[Records from a collection of figures]
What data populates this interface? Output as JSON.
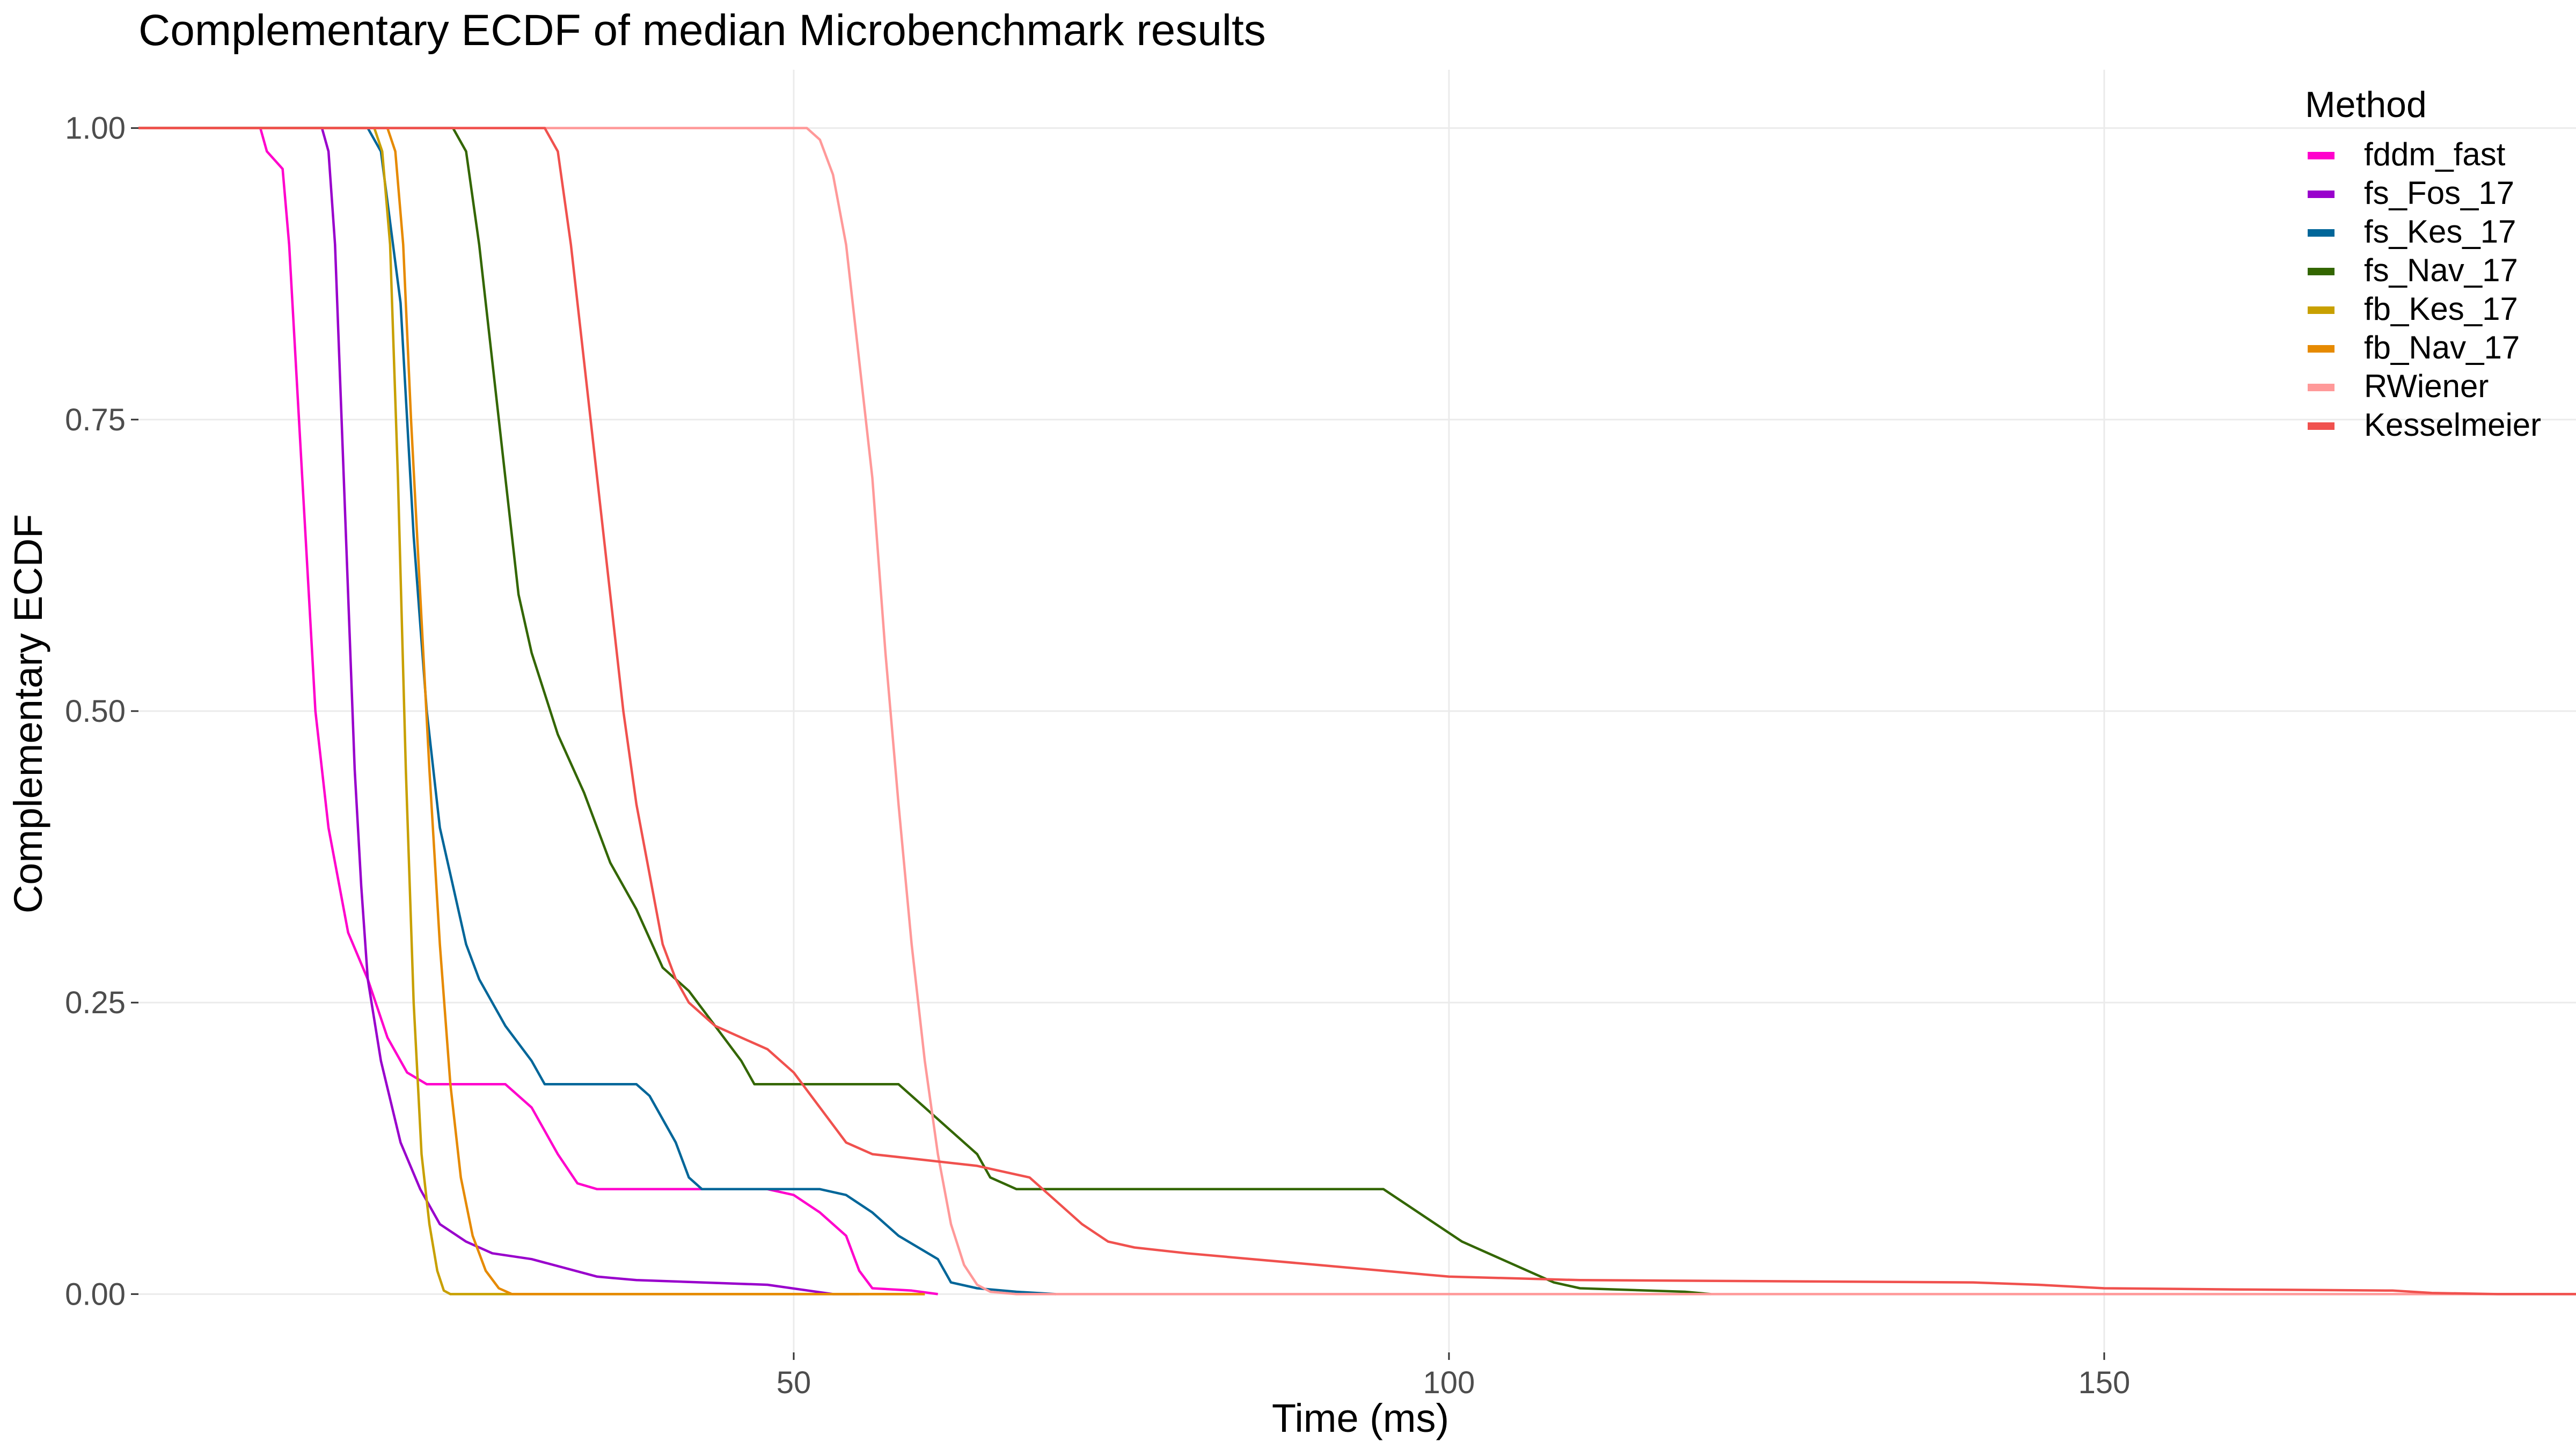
{
  "chart_data": {
    "type": "line",
    "title": "Complementary ECDF of median Microbenchmark results",
    "xlabel": "Time (ms)",
    "ylabel": "Complementary ECDF",
    "xlim": [
      0,
      186
    ],
    "ylim": [
      -0.05,
      1.05
    ],
    "x_ticks": [
      50,
      100,
      150
    ],
    "x_tick_labels": [
      "50",
      "100",
      "150"
    ],
    "y_ticks": [
      0,
      0.25,
      0.5,
      0.75,
      1.0
    ],
    "y_tick_labels": [
      "0.00",
      "0.25",
      "0.50",
      "0.75",
      "1.00"
    ],
    "grid": true,
    "legend": {
      "title": "Method",
      "position": "right-top"
    },
    "series": [
      {
        "name": "fddm_fast",
        "color": "#FF00CC",
        "points": [
          [
            0,
            1
          ],
          [
            9.3,
            1
          ],
          [
            9.8,
            0.98
          ],
          [
            11,
            0.965
          ],
          [
            11.5,
            0.9
          ],
          [
            12,
            0.8
          ],
          [
            12.5,
            0.7
          ],
          [
            13,
            0.6
          ],
          [
            13.5,
            0.5
          ],
          [
            14.5,
            0.4
          ],
          [
            16,
            0.31
          ],
          [
            17.5,
            0.27
          ],
          [
            19,
            0.22
          ],
          [
            20.5,
            0.19
          ],
          [
            22,
            0.18
          ],
          [
            28,
            0.18
          ],
          [
            30,
            0.16
          ],
          [
            32,
            0.12
          ],
          [
            33.5,
            0.095
          ],
          [
            35,
            0.09
          ],
          [
            48,
            0.09
          ],
          [
            50,
            0.085
          ],
          [
            52,
            0.07
          ],
          [
            54,
            0.05
          ],
          [
            55,
            0.02
          ],
          [
            56,
            0.005
          ],
          [
            59,
            0.003
          ],
          [
            61,
            0
          ]
        ]
      },
      {
        "name": "fs_Fos_17",
        "color": "#9900CC",
        "points": [
          [
            0,
            1
          ],
          [
            14,
            1
          ],
          [
            14.5,
            0.98
          ],
          [
            15,
            0.9
          ],
          [
            15.5,
            0.75
          ],
          [
            16,
            0.6
          ],
          [
            16.5,
            0.45
          ],
          [
            17,
            0.35
          ],
          [
            17.5,
            0.27
          ],
          [
            18.5,
            0.2
          ],
          [
            20,
            0.13
          ],
          [
            21.5,
            0.09
          ],
          [
            23,
            0.06
          ],
          [
            25,
            0.045
          ],
          [
            27,
            0.035
          ],
          [
            30,
            0.03
          ],
          [
            35,
            0.015
          ],
          [
            38,
            0.012
          ],
          [
            43,
            0.01
          ],
          [
            48,
            0.008
          ],
          [
            53,
            0
          ],
          [
            55,
            0
          ]
        ]
      },
      {
        "name": "fs_Kes_17",
        "color": "#006699",
        "points": [
          [
            0,
            1
          ],
          [
            17.5,
            1
          ],
          [
            18.5,
            0.98
          ],
          [
            20,
            0.85
          ],
          [
            21,
            0.65
          ],
          [
            22,
            0.5
          ],
          [
            23,
            0.4
          ],
          [
            24,
            0.35
          ],
          [
            25,
            0.3
          ],
          [
            26,
            0.27
          ],
          [
            28,
            0.23
          ],
          [
            30,
            0.2
          ],
          [
            31,
            0.18
          ],
          [
            38,
            0.18
          ],
          [
            39,
            0.17
          ],
          [
            41,
            0.13
          ],
          [
            42,
            0.1
          ],
          [
            43,
            0.09
          ],
          [
            50,
            0.09
          ],
          [
            52,
            0.09
          ],
          [
            54,
            0.085
          ],
          [
            56,
            0.07
          ],
          [
            58,
            0.05
          ],
          [
            61,
            0.03
          ],
          [
            62,
            0.01
          ],
          [
            64,
            0.005
          ],
          [
            67,
            0.002
          ],
          [
            70,
            0
          ]
        ]
      },
      {
        "name": "fs_Nav_17",
        "color": "#336600",
        "points": [
          [
            0,
            1
          ],
          [
            24,
            1
          ],
          [
            25,
            0.98
          ],
          [
            26,
            0.9
          ],
          [
            27,
            0.8
          ],
          [
            28,
            0.7
          ],
          [
            29,
            0.6
          ],
          [
            30,
            0.55
          ],
          [
            32,
            0.48
          ],
          [
            34,
            0.43
          ],
          [
            36,
            0.37
          ],
          [
            38,
            0.33
          ],
          [
            40,
            0.28
          ],
          [
            42,
            0.26
          ],
          [
            44,
            0.23
          ],
          [
            46,
            0.2
          ],
          [
            47,
            0.18
          ],
          [
            58,
            0.18
          ],
          [
            60,
            0.16
          ],
          [
            62,
            0.14
          ],
          [
            64,
            0.12
          ],
          [
            65,
            0.1
          ],
          [
            67,
            0.09
          ],
          [
            95,
            0.09
          ],
          [
            97,
            0.075
          ],
          [
            99,
            0.06
          ],
          [
            101,
            0.045
          ],
          [
            103,
            0.035
          ],
          [
            106,
            0.02
          ],
          [
            108,
            0.01
          ],
          [
            110,
            0.005
          ],
          [
            118,
            0.002
          ],
          [
            120,
            0
          ]
        ]
      },
      {
        "name": "fb_Kes_17",
        "color": "#C8A000",
        "points": [
          [
            0,
            1
          ],
          [
            18,
            1
          ],
          [
            18.6,
            0.98
          ],
          [
            19.2,
            0.9
          ],
          [
            19.8,
            0.7
          ],
          [
            20.4,
            0.45
          ],
          [
            21,
            0.25
          ],
          [
            21.6,
            0.12
          ],
          [
            22.2,
            0.06
          ],
          [
            22.8,
            0.02
          ],
          [
            23.3,
            0.003
          ],
          [
            23.8,
            0
          ],
          [
            60,
            0
          ]
        ]
      },
      {
        "name": "fb_Nav_17",
        "color": "#E68A00",
        "points": [
          [
            0,
            1
          ],
          [
            19,
            1
          ],
          [
            19.6,
            0.98
          ],
          [
            20.2,
            0.9
          ],
          [
            20.8,
            0.75
          ],
          [
            21.5,
            0.6
          ],
          [
            22.2,
            0.45
          ],
          [
            23,
            0.3
          ],
          [
            23.8,
            0.18
          ],
          [
            24.6,
            0.1
          ],
          [
            25.5,
            0.05
          ],
          [
            26.5,
            0.02
          ],
          [
            27.5,
            0.005
          ],
          [
            28.5,
            0
          ],
          [
            60,
            0
          ]
        ]
      },
      {
        "name": "RWiener",
        "color": "#FF9999",
        "points": [
          [
            0,
            1
          ],
          [
            51,
            1
          ],
          [
            52,
            0.99
          ],
          [
            53,
            0.96
          ],
          [
            54,
            0.9
          ],
          [
            55,
            0.8
          ],
          [
            56,
            0.7
          ],
          [
            57,
            0.55
          ],
          [
            58,
            0.42
          ],
          [
            59,
            0.3
          ],
          [
            60,
            0.2
          ],
          [
            61,
            0.12
          ],
          [
            62,
            0.06
          ],
          [
            63,
            0.025
          ],
          [
            64,
            0.008
          ],
          [
            65,
            0.002
          ],
          [
            67,
            0
          ],
          [
            186,
            0
          ]
        ]
      },
      {
        "name": "Kesselmeier",
        "color": "#F0514E",
        "points": [
          [
            0,
            1
          ],
          [
            31,
            1
          ],
          [
            32,
            0.98
          ],
          [
            33,
            0.9
          ],
          [
            34,
            0.8
          ],
          [
            35,
            0.7
          ],
          [
            36,
            0.6
          ],
          [
            37,
            0.5
          ],
          [
            38,
            0.42
          ],
          [
            39,
            0.36
          ],
          [
            40,
            0.3
          ],
          [
            41,
            0.27
          ],
          [
            42,
            0.25
          ],
          [
            44,
            0.23
          ],
          [
            46,
            0.22
          ],
          [
            48,
            0.21
          ],
          [
            50,
            0.19
          ],
          [
            52,
            0.16
          ],
          [
            54,
            0.13
          ],
          [
            56,
            0.12
          ],
          [
            60,
            0.115
          ],
          [
            64,
            0.11
          ],
          [
            68,
            0.1
          ],
          [
            70,
            0.08
          ],
          [
            72,
            0.06
          ],
          [
            74,
            0.045
          ],
          [
            76,
            0.04
          ],
          [
            80,
            0.035
          ],
          [
            85,
            0.03
          ],
          [
            90,
            0.025
          ],
          [
            95,
            0.02
          ],
          [
            100,
            0.015
          ],
          [
            110,
            0.012
          ],
          [
            140,
            0.01
          ],
          [
            145,
            0.008
          ],
          [
            150,
            0.005
          ],
          [
            160,
            0.004
          ],
          [
            172,
            0.003
          ],
          [
            175,
            0.001
          ],
          [
            180,
            0
          ],
          [
            186,
            0
          ]
        ]
      }
    ]
  }
}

» **Challenge**: State, as a bare number, how many lines of the listing hold the word "title".

» **Answer to this problem**: 2